▸ Exercise material:
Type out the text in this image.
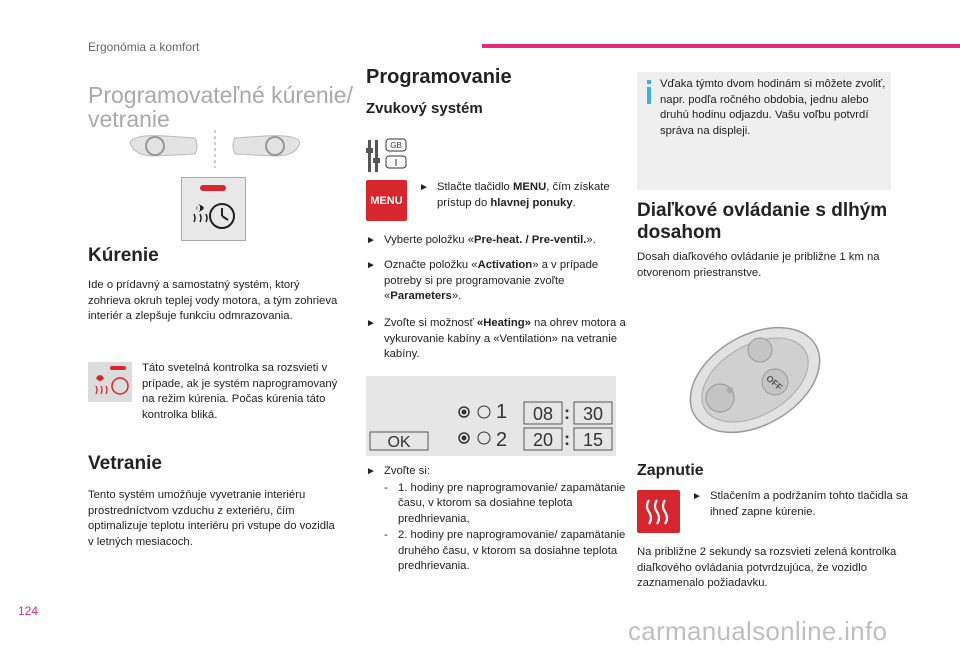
Ergonómia a komfort
Programovateľné kúrenie/ vetranie
Kúrenie
Ide o prídavný a samostatný systém, ktorý zohrieva okruh teplej vody motora, a tým zohrieva interiér a zlepšuje funkciu odmrazovania.
Táto svetelná kontrolka sa rozsvieti v prípade, ak je systém naprogramovaný na režim kúrenia. Počas kúrenia táto kontrolka bliká.
Vetranie
Tento systém umožňuje vyvetranie interiéru prostredníctvom vzduchu z exteriéru, čím optimalizuje teplotu interiéru pri vstupe do vozidla v letných mesiacoch.
Programovanie
Zvukový systém
GB
MENU
► Stlačte tlačidlo MENU, čím získate prístup do hlavnej ponuky.
► Vyberte položku «Pre-heat. / Pre-ventil.».
► Označte položku «Activation» a v prípade potreby si pre programovanie zvoľte «Parameters».
► Zvoľte si možnosť «Heating» na ohrev motora a vykurovanie kabíny a «Ventilation» na vetranie kabíny.
1 08 : 30
OK	2 20 : 15
► Zvoľte si:
- 1. hodiny pre naprogramovanie/ zapamätanie času, v ktorom sa dosiahne teplota predhrievania,
- 2. hodiny pre naprogramovanie/ zapamätanie druhého času, v ktorom sa dosiahne teplota predhrievania.
Vďaka týmto dvom hodinám si môžete zvoliť, napr. podľa ročného obdobia, jednu alebo druhú hodinu odjazdu. Vašu voľbu potvrdí správa na displeji.
Diaľkové ovládanie s dlhým dosahom
Dosah diaľkového ovládanie je približne 1 km na otvorenom priestranstve.
OFF
Zapnutie
► Stlačením a podržaním tohto tlačidla sa ihneď zapne kúrenie.
Na približne 2 sekundy sa rozsvieti zelená kontrolka diaľkového ovládania potvrdzujúca, že vozidlo zaznamenalo požiadavku.
124
carmanualsonline.info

▸ Written exercise: Transcribe the records verbatim and omit the images.

▸ Solved problem:
Type out the text in this image.
Ergonómia a komfort
Programovateľné kúrenie/ vetranie
Kúrenie
Ide o prídavný a samostatný systém, ktorý zohrieva okruh teplej vody motora, a tým zohrieva interiér a zlepšuje funkciu odmrazovania.
Táto svetelná kontrolka sa rozsvieti v prípade, ak je systém naprogramovaný na režim kúrenia. Počas kúrenia táto kontrolka bliká.
Vetranie
Tento systém umožňuje vyvetranie interiéru prostredníctvom vzduchu z exteriéru, čím optimalizuje teplotu interiéru pri vstupe do vozidla v letných mesiacoch.
Programovanie
Zvukový systém
GB
MENU
► Stlačte tlačidlo MENU, čím získate prístup do hlavnej ponuky.
► Vyberte položku «Pre-heat. / Pre-ventil.».
► Označte položku «Activation» a v prípade potreby si pre programovanie zvoľte «Parameters».
► Zvoľte si možnosť «Heating» na ohrev motora a vykurovanie kabíny a «Ventilation» na vetranie kabíny.
1 08 : 30
OK	2 20 : 15
► Zvoľte si:
- 1. hodiny pre naprogramovanie/ zapamätanie času, v ktorom sa dosiahne teplota predhrievania,
- 2. hodiny pre naprogramovanie/ zapamätanie druhého času, v ktorom sa dosiahne teplota predhrievania.
Vďaka týmto dvom hodinám si môžete zvoliť, napr. podľa ročného obdobia, jednu alebo druhú hodinu odjazdu. Vašu voľbu potvrdí správa na displeji.
Diaľkové ovládanie s dlhým dosahom
Dosah diaľkového ovládanie je približne 1 km na otvorenom priestranstve.
OFF
Zapnutie
► Stlačením a podržaním tohto tlačidla sa ihneď zapne kúrenie.
Na približne 2 sekundy sa rozsvieti zelená kontrolka diaľkového ovládania potvrdzujúca, že vozidlo zaznamenalo požiadavku.
124
carmanualsonline.info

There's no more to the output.